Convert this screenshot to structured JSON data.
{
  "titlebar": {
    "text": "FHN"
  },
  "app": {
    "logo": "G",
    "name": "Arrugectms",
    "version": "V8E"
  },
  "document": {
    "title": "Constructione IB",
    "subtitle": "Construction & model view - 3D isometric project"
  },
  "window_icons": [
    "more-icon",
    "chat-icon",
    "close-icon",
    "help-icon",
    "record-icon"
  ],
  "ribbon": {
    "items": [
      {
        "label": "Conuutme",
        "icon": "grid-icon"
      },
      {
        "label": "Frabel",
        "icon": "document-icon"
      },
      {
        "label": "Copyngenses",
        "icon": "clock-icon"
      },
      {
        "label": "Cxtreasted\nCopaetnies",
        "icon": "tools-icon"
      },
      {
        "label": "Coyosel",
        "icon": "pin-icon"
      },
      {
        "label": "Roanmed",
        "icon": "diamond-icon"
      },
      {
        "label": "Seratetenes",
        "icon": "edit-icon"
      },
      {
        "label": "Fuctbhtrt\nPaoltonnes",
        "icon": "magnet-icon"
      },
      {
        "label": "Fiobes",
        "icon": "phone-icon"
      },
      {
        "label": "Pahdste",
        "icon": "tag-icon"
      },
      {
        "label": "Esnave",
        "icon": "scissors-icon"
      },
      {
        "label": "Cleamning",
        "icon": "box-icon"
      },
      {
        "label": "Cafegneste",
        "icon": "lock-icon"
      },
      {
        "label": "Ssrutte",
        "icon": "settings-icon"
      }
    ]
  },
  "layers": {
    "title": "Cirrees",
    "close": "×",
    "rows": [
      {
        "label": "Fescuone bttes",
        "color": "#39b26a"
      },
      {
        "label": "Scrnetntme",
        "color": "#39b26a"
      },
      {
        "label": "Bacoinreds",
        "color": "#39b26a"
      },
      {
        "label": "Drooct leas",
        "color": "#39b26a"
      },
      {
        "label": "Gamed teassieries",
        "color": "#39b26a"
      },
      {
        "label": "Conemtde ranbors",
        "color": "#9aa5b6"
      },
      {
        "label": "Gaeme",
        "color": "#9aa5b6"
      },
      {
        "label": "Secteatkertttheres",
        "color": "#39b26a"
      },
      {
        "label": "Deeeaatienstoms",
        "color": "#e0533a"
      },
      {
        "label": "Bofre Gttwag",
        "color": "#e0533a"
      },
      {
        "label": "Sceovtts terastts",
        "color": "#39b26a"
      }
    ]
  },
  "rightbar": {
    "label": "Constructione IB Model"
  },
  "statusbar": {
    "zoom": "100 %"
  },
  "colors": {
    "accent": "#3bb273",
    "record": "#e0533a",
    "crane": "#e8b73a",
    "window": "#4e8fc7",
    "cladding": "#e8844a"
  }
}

:::

Generate an exact reproduction of all entries.

Convert this screenshot to structured JSON data.
{
  "titlebar": {
    "text": "FHN"
  },
  "app": {
    "logo": "G",
    "name": "Arrugectms",
    "version": "V8E"
  },
  "document": {
    "title": "Constructione IB",
    "subtitle": "Construction & model view - 3D isometric project"
  },
  "window_icons": [
    "more-icon",
    "chat-icon",
    "close-icon",
    "help-icon",
    "record-icon"
  ],
  "ribbon": {
    "items": [
      {
        "label": "Conuutme",
        "icon": "grid-icon"
      },
      {
        "label": "Frabel",
        "icon": "document-icon"
      },
      {
        "label": "Copyngenses",
        "icon": "clock-icon"
      },
      {
        "label": "Cxtreasted\nCopaetnies",
        "icon": "tools-icon"
      },
      {
        "label": "Coyosel",
        "icon": "pin-icon"
      },
      {
        "label": "Roanmed",
        "icon": "diamond-icon"
      },
      {
        "label": "Seratetenes",
        "icon": "edit-icon"
      },
      {
        "label": "Fuctbhtrt\nPaoltonnes",
        "icon": "magnet-icon"
      },
      {
        "label": "Fiobes",
        "icon": "phone-icon"
      },
      {
        "label": "Pahdste",
        "icon": "tag-icon"
      },
      {
        "label": "Esnave",
        "icon": "scissors-icon"
      },
      {
        "label": "Cleamning",
        "icon": "box-icon"
      },
      {
        "label": "Cafegneste",
        "icon": "lock-icon"
      },
      {
        "label": "Ssrutte",
        "icon": "settings-icon"
      }
    ]
  },
  "layers": {
    "title": "Cirrees",
    "close": "×",
    "rows": [
      {
        "label": "Fescuone bttes",
        "color": "#39b26a"
      },
      {
        "label": "Scrnetntme",
        "color": "#39b26a"
      },
      {
        "label": "Bacoinreds",
        "color": "#39b26a"
      },
      {
        "label": "Drooct leas",
        "color": "#39b26a"
      },
      {
        "label": "Gamed teassieries",
        "color": "#39b26a"
      },
      {
        "label": "Conemtde ranbors",
        "color": "#9aa5b6"
      },
      {
        "label": "Gaeme",
        "color": "#9aa5b6"
      },
      {
        "label": "Secteatkertttheres",
        "color": "#39b26a"
      },
      {
        "label": "Deeeaatienstoms",
        "color": "#e0533a"
      },
      {
        "label": "Bofre Gttwag",
        "color": "#e0533a"
      },
      {
        "label": "Sceovtts terastts",
        "color": "#39b26a"
      }
    ]
  },
  "rightbar": {
    "label": "Constructione IB Model"
  },
  "statusbar": {
    "zoom": "100 %"
  },
  "colors": {
    "accent": "#3bb273",
    "record": "#e0533a",
    "crane": "#e8b73a",
    "window": "#4e8fc7",
    "cladding": "#e8844a"
  }
}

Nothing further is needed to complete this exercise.